DESCRIPTION OF THE TASK:
Retype all of the listing exactly, passing over any picture you find.

BEGIN PROVIDED ENTRIES

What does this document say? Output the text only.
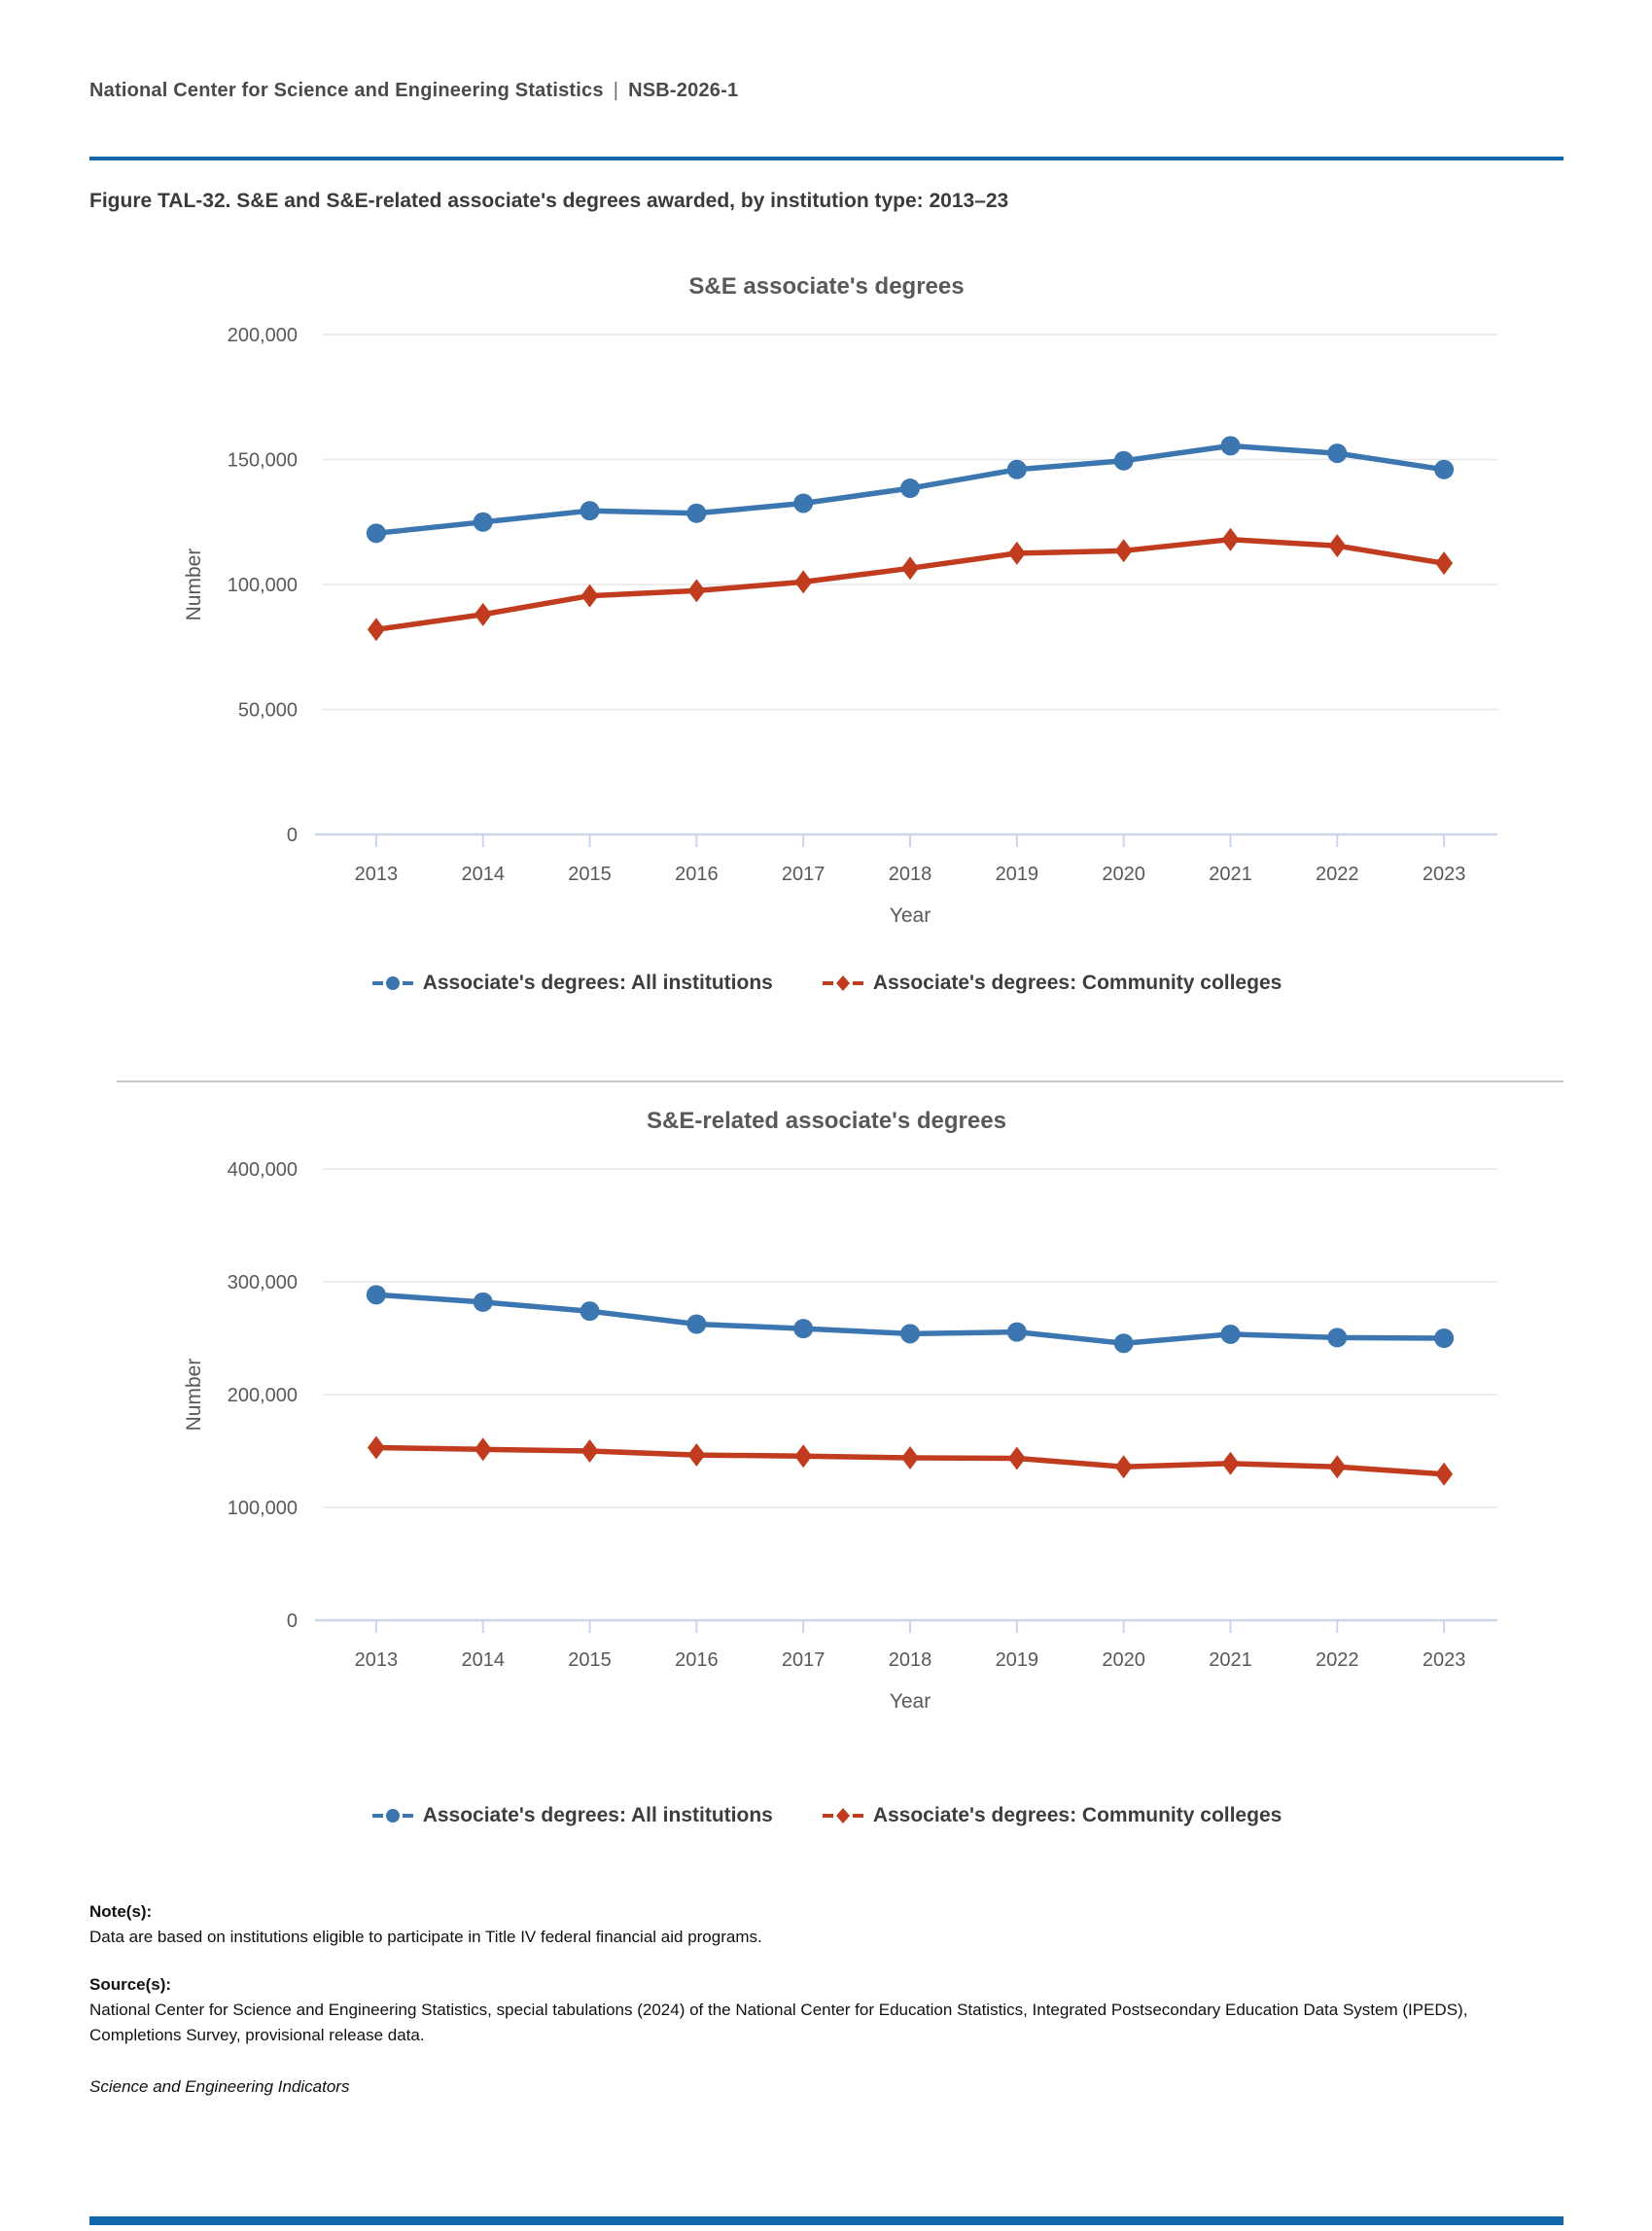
National Center for Science and Engineering Statistics | NSB-2026-1
Figure TAL-32. S&E and S&E-related associate's degrees awarded, by institution type: 2013–23
S&E associate's degrees
0
50,000
100,000
150,000
200,000
2013	2014	2015	2016	2017	2018	2019	2020	2021	2022	2023
Year
Number
Associate's degrees: All institutions	Associate's degrees: Community colleges
S&E-related associate's degrees
0
100,000
200,000
300,000
400,000
2013	2014	2015	2016	2017	2018	2019	2020	2021	2022	2023
Year
Number
Associate's degrees: All institutions	Associate's degrees: Community colleges
Note(s):
Data are based on institutions eligible to participate in Title IV federal financial aid programs.
Source(s):
National Center for Science and Engineering Statistics, special tabulations (2024) of the National Center for Education Statistics, Integrated Postsecondary Education Data System (IPEDS), Completions Survey, provisional release data.
Science and Engineering Indicators
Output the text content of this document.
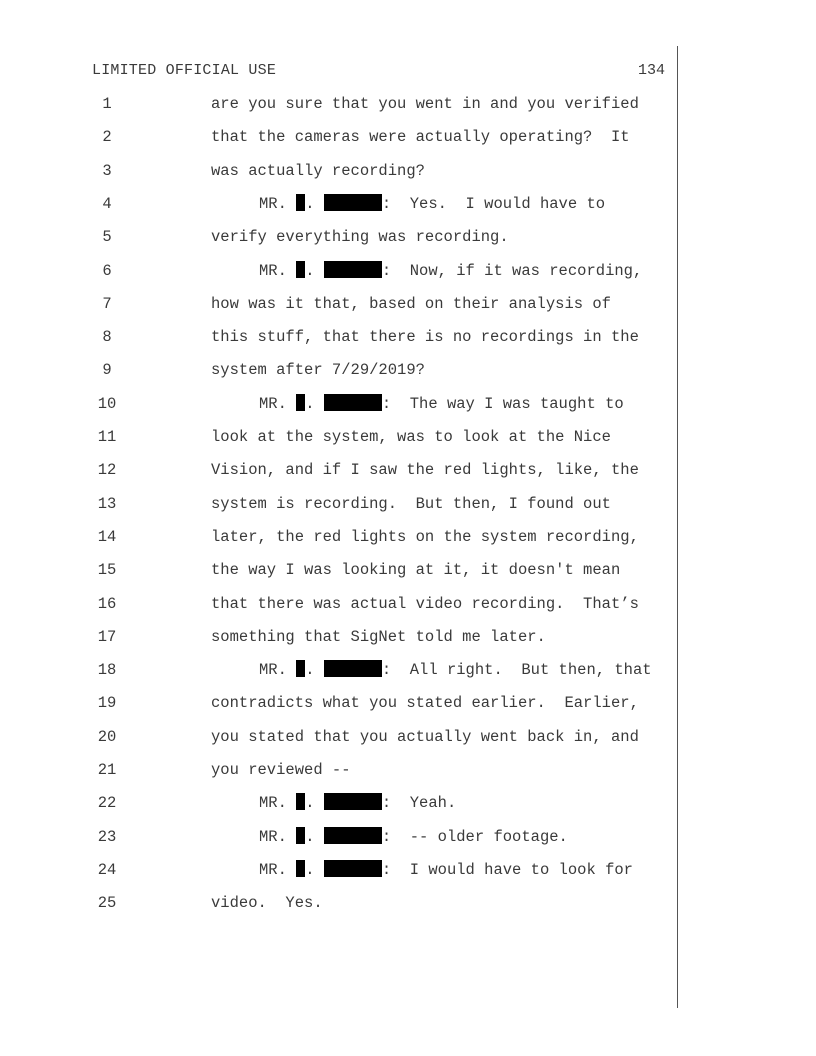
LIMITED OFFICIAL USE	134
1	are you sure that you went in and you verified
2	that the cameras were actually operating?  It
3	was actually recording?
4	MR. .	:  Yes.  I would have to
5	verify everything was recording.
6	MR. .	:  Now, if it was recording,
7	how was it that, based on their analysis of
8	this stuff, that there is no recordings in the
9	system after 7/29/2019?
10	MR. .	:  The way I was taught to
11	look at the system, was to look at the Nice
12	Vision, and if I saw the red lights, like, the
13	system is recording.  But then, I found out
14	later, the red lights on the system recording,
15	the way I was looking at it, it doesn't mean
16	that there was actual video recording.  That’s
17	something that SigNet told me later.
18	MR. .	:  All right.  But then, that
19	contradicts what you stated earlier.  Earlier,
20	you stated that you actually went back in, and
21	you reviewed --
22	MR. .	:  Yeah.
23	MR. .	:  -- older footage.
24	MR. .	:  I would have to look for
25	video.  Yes.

END PROVIDED ENTRIES

EXERCISE OUTPUT:
What does this document say? Output the text only.
National Center for Science and Engineering Statistics | NSB-2026-1
Figure TAL-32. S&E and S&E-related associate's degrees awarded, by institution type: 2013–23
S&E associate's degrees
0
50,000
100,000
150,000
200,000
2013	2014	2015	2016	2017	2018	2019	2020	2021	2022	2023
Year
Number
Associate's degrees: All institutions	Associate's degrees: Community colleges
S&E-related associate's degrees
0
100,000
200,000
300,000
400,000
2013	2014	2015	2016	2017	2018	2019	2020	2021	2022	2023
Year
Number
Associate's degrees: All institutions	Associate's degrees: Community colleges
Note(s):
Data are based on institutions eligible to participate in Title IV federal financial aid programs.
Source(s):
National Center for Science and Engineering Statistics, special tabulations (2024) of the National Center for Education Statistics, Integrated Postsecondary Education Data System (IPEDS), Completions Survey, provisional release data.
Science and Engineering Indicators
Output the text content of this document.
LIMITED OFFICIAL USE	134
1	are you sure that you went in and you verified
2	that the cameras were actually operating?  It
3	was actually recording?
4	MR. .	:  Yes.  I would have to
5	verify everything was recording.
6	MR. .	:  Now, if it was recording,
7	how was it that, based on their analysis of
8	this stuff, that there is no recordings in the
9	system after 7/29/2019?
10	MR. .	:  The way I was taught to
11	look at the system, was to look at the Nice
12	Vision, and if I saw the red lights, like, the
13	system is recording.  But then, I found out
14	later, the red lights on the system recording,
15	the way I was looking at it, it doesn't mean
16	that there was actual video recording.  That’s
17	something that SigNet told me later.
18	MR. .	:  All right.  But then, that
19	contradicts what you stated earlier.  Earlier,
20	you stated that you actually went back in, and
21	you reviewed --
22	MR. .	:  Yeah.
23	MR. .	:  -- older footage.
24	MR. .	:  I would have to look for
25	video.  Yes.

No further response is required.